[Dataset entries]

##########

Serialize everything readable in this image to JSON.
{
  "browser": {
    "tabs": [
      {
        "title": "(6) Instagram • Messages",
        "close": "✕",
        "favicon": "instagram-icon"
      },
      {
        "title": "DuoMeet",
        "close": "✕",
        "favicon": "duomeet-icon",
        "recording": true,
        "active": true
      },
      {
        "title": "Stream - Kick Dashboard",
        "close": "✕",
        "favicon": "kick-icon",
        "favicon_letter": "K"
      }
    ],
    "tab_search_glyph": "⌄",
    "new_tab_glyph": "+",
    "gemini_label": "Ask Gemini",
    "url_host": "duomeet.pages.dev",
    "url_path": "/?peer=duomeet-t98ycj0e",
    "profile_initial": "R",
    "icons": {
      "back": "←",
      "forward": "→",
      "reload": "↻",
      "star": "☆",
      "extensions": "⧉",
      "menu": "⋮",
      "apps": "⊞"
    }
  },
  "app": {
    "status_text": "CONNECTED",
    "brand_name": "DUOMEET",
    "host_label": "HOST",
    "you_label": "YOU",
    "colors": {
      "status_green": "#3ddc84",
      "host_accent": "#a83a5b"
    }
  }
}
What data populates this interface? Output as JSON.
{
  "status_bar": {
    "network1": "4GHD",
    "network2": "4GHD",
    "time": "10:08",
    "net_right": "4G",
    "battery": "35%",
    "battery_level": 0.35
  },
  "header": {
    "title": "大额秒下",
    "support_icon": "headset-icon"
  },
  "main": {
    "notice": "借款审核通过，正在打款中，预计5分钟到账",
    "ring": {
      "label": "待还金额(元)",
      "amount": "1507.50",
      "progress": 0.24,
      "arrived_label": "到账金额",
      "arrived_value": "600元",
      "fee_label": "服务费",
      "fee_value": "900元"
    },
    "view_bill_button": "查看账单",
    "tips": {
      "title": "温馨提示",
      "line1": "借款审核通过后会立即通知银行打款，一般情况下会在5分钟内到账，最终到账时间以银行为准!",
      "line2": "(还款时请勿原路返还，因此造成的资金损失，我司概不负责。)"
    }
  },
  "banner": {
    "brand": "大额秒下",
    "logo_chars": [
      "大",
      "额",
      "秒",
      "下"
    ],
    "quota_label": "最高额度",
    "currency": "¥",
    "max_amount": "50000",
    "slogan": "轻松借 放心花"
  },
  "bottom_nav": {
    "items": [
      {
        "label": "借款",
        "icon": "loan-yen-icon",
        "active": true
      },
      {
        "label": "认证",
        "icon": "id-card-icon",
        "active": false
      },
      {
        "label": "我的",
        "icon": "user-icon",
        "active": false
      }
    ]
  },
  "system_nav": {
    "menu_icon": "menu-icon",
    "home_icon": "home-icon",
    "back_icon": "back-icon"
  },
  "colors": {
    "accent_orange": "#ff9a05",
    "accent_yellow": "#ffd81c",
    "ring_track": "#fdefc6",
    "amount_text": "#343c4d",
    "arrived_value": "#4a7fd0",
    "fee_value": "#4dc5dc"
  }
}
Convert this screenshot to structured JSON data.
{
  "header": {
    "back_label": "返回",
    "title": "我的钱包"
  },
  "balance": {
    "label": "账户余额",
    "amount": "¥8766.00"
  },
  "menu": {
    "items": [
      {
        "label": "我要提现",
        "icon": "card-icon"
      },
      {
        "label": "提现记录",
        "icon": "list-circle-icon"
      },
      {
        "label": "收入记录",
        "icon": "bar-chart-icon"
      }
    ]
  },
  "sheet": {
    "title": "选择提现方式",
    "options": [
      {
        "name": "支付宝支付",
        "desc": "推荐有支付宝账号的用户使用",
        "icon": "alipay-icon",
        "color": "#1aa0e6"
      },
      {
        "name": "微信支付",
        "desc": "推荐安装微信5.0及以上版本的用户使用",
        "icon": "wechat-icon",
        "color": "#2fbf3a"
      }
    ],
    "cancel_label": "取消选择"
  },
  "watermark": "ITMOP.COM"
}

##########

**WHAT THE EXERCISE ASKS**
Retype the entries exactly, including every line.

**SOLUTION BELOW**
Serialize everything readable in this image to JSON.
{
  "browser": {
    "tabs": [
      {
        "title": "(6) Instagram • Messages",
        "close": "✕",
        "favicon": "instagram-icon"
      },
      {
        "title": "DuoMeet",
        "close": "✕",
        "favicon": "duomeet-icon",
        "recording": true,
        "active": true
      },
      {
        "title": "Stream - Kick Dashboard",
        "close": "✕",
        "favicon": "kick-icon",
        "favicon_letter": "K"
      }
    ],
    "tab_search_glyph": "⌄",
    "new_tab_glyph": "+",
    "gemini_label": "Ask Gemini",
    "url_host": "duomeet.pages.dev",
    "url_path": "/?peer=duomeet-t98ycj0e",
    "profile_initial": "R",
    "icons": {
      "back": "←",
      "forward": "→",
      "reload": "↻",
      "star": "☆",
      "extensions": "⧉",
      "menu": "⋮",
      "apps": "⊞"
    }
  },
  "app": {
    "status_text": "CONNECTED",
    "brand_name": "DUOMEET",
    "host_label": "HOST",
    "you_label": "YOU",
    "colors": {
      "status_green": "#3ddc84",
      "host_accent": "#a83a5b"
    }
  }
}
What data populates this interface? Output as JSON.
{
  "status_bar": {
    "network1": "4GHD",
    "network2": "4GHD",
    "time": "10:08",
    "net_right": "4G",
    "battery": "35%",
    "battery_level": 0.35
  },
  "header": {
    "title": "大额秒下",
    "support_icon": "headset-icon"
  },
  "main": {
    "notice": "借款审核通过，正在打款中，预计5分钟到账",
    "ring": {
      "label": "待还金额(元)",
      "amount": "1507.50",
      "progress": 0.24,
      "arrived_label": "到账金额",
      "arrived_value": "600元",
      "fee_label": "服务费",
      "fee_value": "900元"
    },
    "view_bill_button": "查看账单",
    "tips": {
      "title": "温馨提示",
      "line1": "借款审核通过后会立即通知银行打款，一般情况下会在5分钟内到账，最终到账时间以银行为准!",
      "line2": "(还款时请勿原路返还，因此造成的资金损失，我司概不负责。)"
    }
  },
  "banner": {
    "brand": "大额秒下",
    "logo_chars": [
      "大",
      "额",
      "秒",
      "下"
    ],
    "quota_label": "最高额度",
    "currency": "¥",
    "max_amount": "50000",
    "slogan": "轻松借 放心花"
  },
  "bottom_nav": {
    "items": [
      {
        "label": "借款",
        "icon": "loan-yen-icon",
        "active": true
      },
      {
        "label": "认证",
        "icon": "id-card-icon",
        "active": false
      },
      {
        "label": "我的",
        "icon": "user-icon",
        "active": false
      }
    ]
  },
  "system_nav": {
    "menu_icon": "menu-icon",
    "home_icon": "home-icon",
    "back_icon": "back-icon"
  },
  "colors": {
    "accent_orange": "#ff9a05",
    "accent_yellow": "#ffd81c",
    "ring_track": "#fdefc6",
    "amount_text": "#343c4d",
    "arrived_value": "#4a7fd0",
    "fee_value": "#4dc5dc"
  }
}
Convert this screenshot to structured JSON data.
{
  "header": {
    "back_label": "返回",
    "title": "我的钱包"
  },
  "balance": {
    "label": "账户余额",
    "amount": "¥8766.00"
  },
  "menu": {
    "items": [
      {
        "label": "我要提现",
        "icon": "card-icon"
      },
      {
        "label": "提现记录",
        "icon": "list-circle-icon"
      },
      {
        "label": "收入记录",
        "icon": "bar-chart-icon"
      }
    ]
  },
  "sheet": {
    "title": "选择提现方式",
    "options": [
      {
        "name": "支付宝支付",
        "desc": "推荐有支付宝账号的用户使用",
        "icon": "alipay-icon",
        "color": "#1aa0e6"
      },
      {
        "name": "微信支付",
        "desc": "推荐安装微信5.0及以上版本的用户使用",
        "icon": "wechat-icon",
        "color": "#2fbf3a"
      }
    ],
    "cancel_label": "取消选择"
  },
  "watermark": "ITMOP.COM"
}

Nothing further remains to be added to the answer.